§ Material:

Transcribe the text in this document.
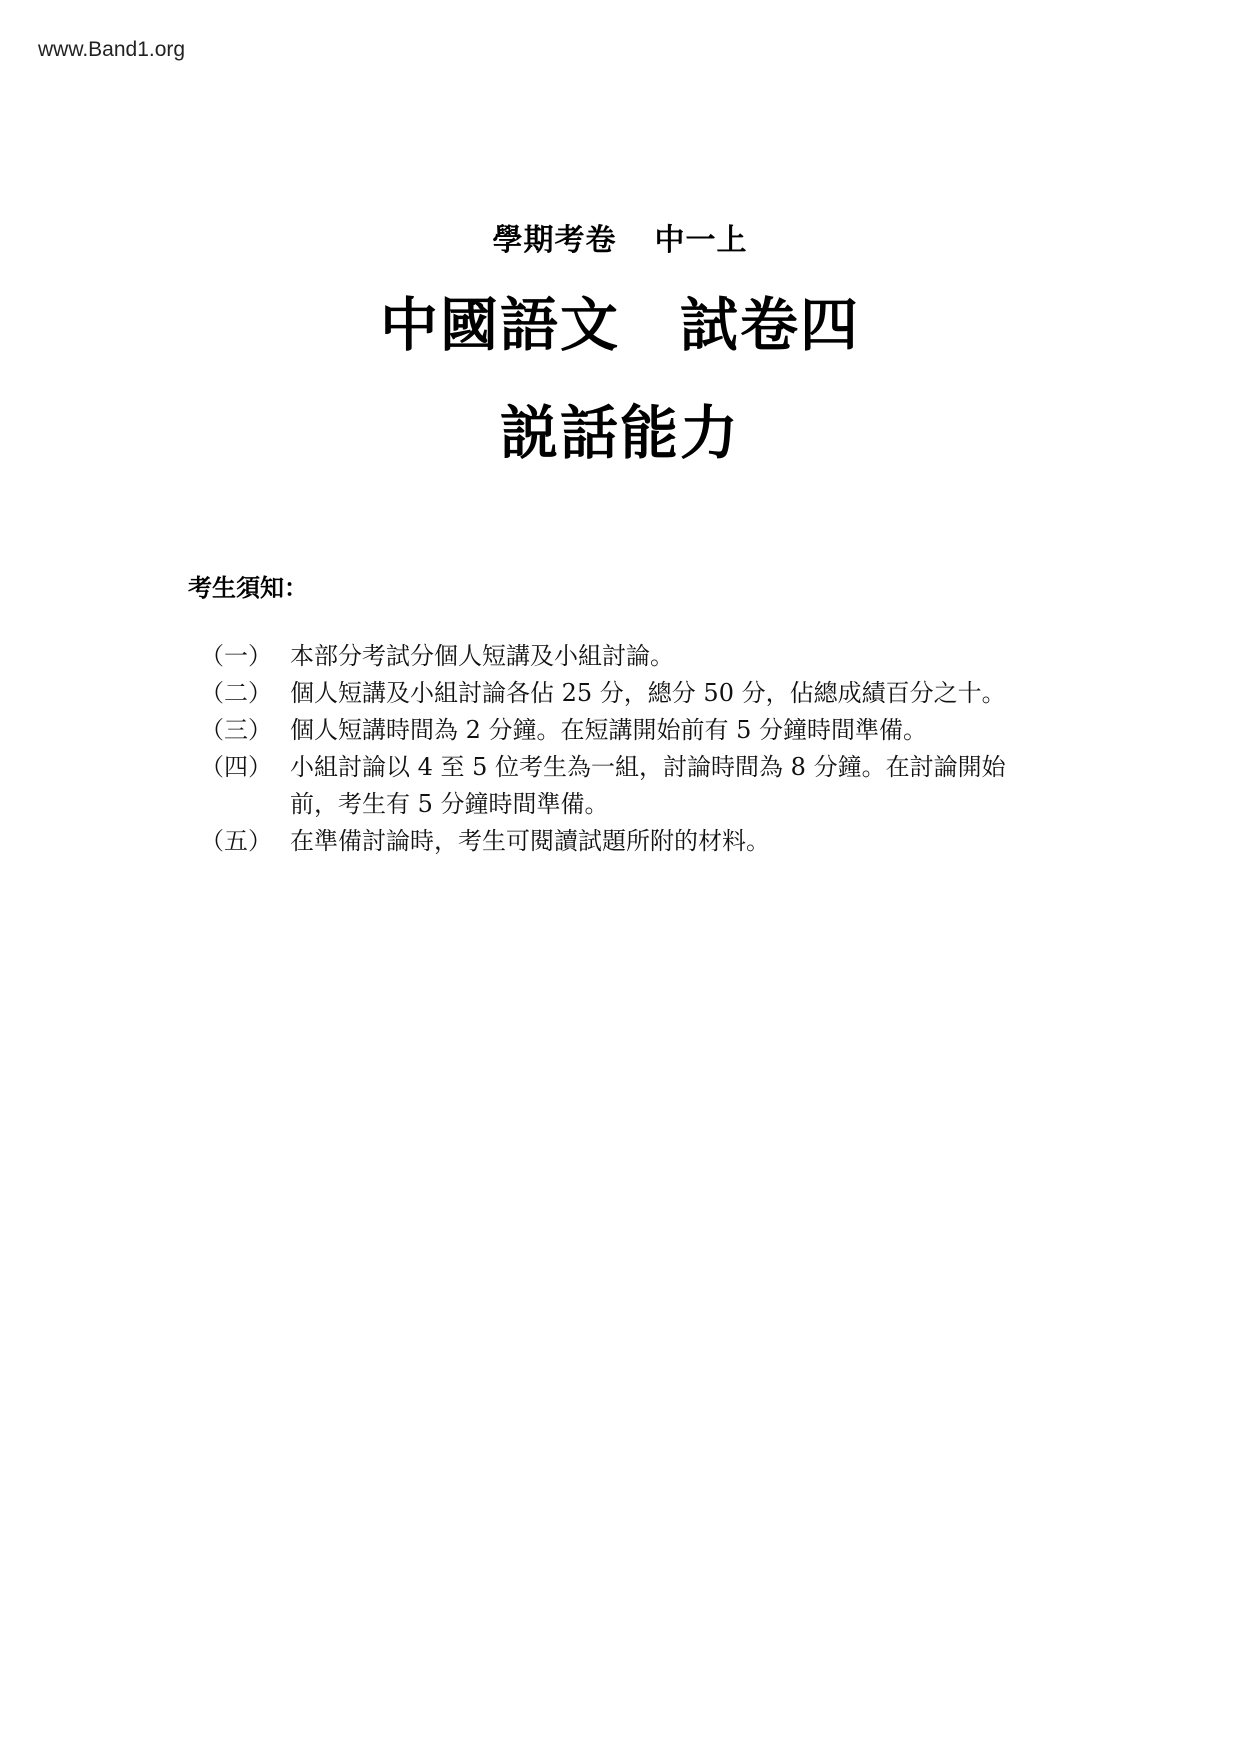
www.Band1.org
學期考卷 中一上
中國語文 試卷四
説話能力
考生須知：
（一） 本部分考試分個人短講及小組討論。
（二） 個人短講及小組討論各佔 25 分，總分 50 分，佔總成績百分之十。
（三） 個人短講時間為 2 分鐘。在短講開始前有 5 分鐘時間準備。
（四） 小組討論以 4 至 5 位考生為一組，討論時間為 8 分鐘。在討論開始前，考生有 5 分鐘時間準備。
（五） 在準備討論時，考生可閱讀試題所附的材料。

§ Given problem: Copy the material shown above in full and exactly. Skip the pictures.

§ Exercise response:
Transcribe the text in this document.
www.Band1.org
學期考卷 中一上
中國語文 試卷四
説話能力
考生須知：
（一） 本部分考試分個人短講及小組討論。
（二） 個人短講及小組討論各佔 25 分，總分 50 分，佔總成績百分之十。
（三） 個人短講時間為 2 分鐘。在短講開始前有 5 分鐘時間準備。
（四） 小組討論以 4 至 5 位考生為一組，討論時間為 8 分鐘。在討論開始前，考生有 5 分鐘時間準備。
（五） 在準備討論時，考生可閱讀試題所附的材料。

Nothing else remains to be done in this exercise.